## YOUR INSTRUCTIONS
Extend the text on field sobriety tests, beginning right after its final sentence.

## SELECTED TEXT
____
Most police departments train officers on the use of standardized field sobriety tests (SFSTs). These tests are supposed to evaluate if a driver is impaired by alcohol or drugs. The police claim these tests are accurate, but they can be unreliable. Sober drivers can "fail" these tests for medical reasons or because of a health condition, and some impaired drivers can "pass" the tests, even with a BAC that is over the limit. The three standardized tests include:
- Walk-and-turn test
- One-leg-stand test
- Horizontal gaze nystagmus (HGN) test (following a moving object)
The police may also use other non-standardized tests, like the nose-touch test. In general, these tests are not mandatory, and drivers can refuse to perform them, even if the police officer makes it seem like they should cooperate or they'll go to jail. Based on the results of these tests, the police may find they have probable cause to make an arrest. However, the police can still arrest a driver for drunk driving even without these tests.
____
[Extracted records]

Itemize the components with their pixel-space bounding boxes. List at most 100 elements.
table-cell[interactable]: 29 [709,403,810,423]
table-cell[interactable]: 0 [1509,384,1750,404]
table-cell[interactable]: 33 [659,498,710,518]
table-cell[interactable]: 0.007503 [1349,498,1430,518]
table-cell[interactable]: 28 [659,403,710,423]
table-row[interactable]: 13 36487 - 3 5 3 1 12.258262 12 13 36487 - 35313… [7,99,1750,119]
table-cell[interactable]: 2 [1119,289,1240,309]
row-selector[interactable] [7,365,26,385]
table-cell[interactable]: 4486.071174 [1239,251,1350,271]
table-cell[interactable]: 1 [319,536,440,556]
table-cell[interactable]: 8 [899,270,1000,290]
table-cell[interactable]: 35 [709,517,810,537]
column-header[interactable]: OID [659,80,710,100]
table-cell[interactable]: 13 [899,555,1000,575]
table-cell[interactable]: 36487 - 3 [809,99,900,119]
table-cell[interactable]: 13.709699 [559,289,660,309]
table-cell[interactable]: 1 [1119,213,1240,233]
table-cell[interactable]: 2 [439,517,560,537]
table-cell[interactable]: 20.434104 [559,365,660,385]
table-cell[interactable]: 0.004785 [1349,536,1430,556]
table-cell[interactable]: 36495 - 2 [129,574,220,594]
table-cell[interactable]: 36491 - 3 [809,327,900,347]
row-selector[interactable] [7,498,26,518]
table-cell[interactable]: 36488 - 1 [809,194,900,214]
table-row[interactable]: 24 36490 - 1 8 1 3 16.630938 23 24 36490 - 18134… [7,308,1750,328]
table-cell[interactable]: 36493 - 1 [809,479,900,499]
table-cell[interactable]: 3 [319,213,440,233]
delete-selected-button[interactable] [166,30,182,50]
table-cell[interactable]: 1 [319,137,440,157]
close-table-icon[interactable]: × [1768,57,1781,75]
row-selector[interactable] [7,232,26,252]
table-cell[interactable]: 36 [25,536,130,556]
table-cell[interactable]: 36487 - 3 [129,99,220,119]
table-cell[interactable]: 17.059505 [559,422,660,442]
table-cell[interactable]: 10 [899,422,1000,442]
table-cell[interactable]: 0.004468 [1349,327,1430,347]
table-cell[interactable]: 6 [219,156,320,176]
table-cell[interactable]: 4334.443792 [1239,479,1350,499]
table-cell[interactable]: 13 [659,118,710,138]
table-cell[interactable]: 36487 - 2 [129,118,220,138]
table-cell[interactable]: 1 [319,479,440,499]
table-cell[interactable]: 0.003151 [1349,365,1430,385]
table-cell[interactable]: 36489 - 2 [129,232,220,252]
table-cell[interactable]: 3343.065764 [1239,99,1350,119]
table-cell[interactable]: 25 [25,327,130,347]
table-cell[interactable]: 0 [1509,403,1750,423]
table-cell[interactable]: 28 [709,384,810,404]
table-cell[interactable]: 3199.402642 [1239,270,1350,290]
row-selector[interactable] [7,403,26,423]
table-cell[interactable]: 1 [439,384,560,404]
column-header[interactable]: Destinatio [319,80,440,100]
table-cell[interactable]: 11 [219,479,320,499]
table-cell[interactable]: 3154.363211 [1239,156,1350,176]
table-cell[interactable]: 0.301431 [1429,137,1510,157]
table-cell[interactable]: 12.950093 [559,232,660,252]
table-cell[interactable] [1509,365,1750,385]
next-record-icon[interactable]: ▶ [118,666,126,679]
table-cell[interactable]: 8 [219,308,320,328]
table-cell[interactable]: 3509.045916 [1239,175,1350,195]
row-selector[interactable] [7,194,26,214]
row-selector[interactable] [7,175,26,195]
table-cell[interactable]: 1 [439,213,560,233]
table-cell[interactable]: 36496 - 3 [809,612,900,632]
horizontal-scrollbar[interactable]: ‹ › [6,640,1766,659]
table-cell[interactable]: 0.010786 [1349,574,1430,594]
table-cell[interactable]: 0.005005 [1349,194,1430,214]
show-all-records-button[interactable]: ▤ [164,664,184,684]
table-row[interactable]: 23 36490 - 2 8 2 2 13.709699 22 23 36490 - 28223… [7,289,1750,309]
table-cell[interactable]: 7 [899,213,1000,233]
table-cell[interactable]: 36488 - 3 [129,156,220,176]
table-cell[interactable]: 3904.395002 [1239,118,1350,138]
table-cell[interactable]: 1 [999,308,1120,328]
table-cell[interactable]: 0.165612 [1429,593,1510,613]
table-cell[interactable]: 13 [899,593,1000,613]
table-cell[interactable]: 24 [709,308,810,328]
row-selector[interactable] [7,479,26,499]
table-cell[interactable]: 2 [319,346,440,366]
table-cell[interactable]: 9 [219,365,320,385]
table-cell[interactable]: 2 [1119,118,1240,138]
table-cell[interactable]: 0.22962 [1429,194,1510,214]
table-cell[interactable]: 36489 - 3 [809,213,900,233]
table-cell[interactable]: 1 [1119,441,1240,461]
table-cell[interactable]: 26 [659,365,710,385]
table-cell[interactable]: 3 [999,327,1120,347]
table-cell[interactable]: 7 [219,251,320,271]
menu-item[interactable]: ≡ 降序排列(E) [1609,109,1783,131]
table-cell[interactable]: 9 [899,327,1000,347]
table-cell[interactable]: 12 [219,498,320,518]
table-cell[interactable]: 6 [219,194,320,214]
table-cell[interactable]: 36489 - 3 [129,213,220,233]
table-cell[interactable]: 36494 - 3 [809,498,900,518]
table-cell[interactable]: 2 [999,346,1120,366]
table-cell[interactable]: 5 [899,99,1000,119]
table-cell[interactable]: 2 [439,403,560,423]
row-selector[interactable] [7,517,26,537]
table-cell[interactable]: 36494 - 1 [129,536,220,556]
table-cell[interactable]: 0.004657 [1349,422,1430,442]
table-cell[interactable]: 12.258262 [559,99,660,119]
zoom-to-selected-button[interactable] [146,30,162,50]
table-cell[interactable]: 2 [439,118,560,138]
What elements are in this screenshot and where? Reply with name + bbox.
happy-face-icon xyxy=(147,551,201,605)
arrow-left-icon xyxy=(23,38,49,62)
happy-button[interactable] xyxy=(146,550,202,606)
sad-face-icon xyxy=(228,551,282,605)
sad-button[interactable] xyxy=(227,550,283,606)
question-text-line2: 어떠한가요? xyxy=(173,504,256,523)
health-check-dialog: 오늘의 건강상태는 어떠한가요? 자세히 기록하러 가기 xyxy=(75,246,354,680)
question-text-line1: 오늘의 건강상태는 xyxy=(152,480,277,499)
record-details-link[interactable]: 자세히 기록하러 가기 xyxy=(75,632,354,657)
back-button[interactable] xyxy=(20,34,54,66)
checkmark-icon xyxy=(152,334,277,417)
____
## ANSWER SPACE
The police may also ask the driver for a preliminary breath sample using a breathalyzer. In general, these roadside breath tests are not mandatory, and drivers can refuse them without penalty. However, some drivers, including under-21 drivers and drivers on probation for a DUI, may have to take these tests.
Preliminary breath tests are not the same as breath testing equipment at the police station. Under your state's implied consent laws, you may have to submit to a breath test or blood draw for chemical testing after being arrested and taken to the police station. By having a driver's license, you automatically consent to chemical testing. Refusing to submit to this test can result in a suspended license. Refusing a chemical test can also be used against you in court, and you could still be convicted anyway.
Drunk driving laws and the penalties for a conviction can be severe. Even if you have no prior criminal record and your BAC was just at or over the limit, criminal penalties for first-time DWI or DUI offenders can include:
- Spending a minimum number of days in jail
- Having your driver's license suspended
- Going on probation
- Using an ignition interlock device (IID)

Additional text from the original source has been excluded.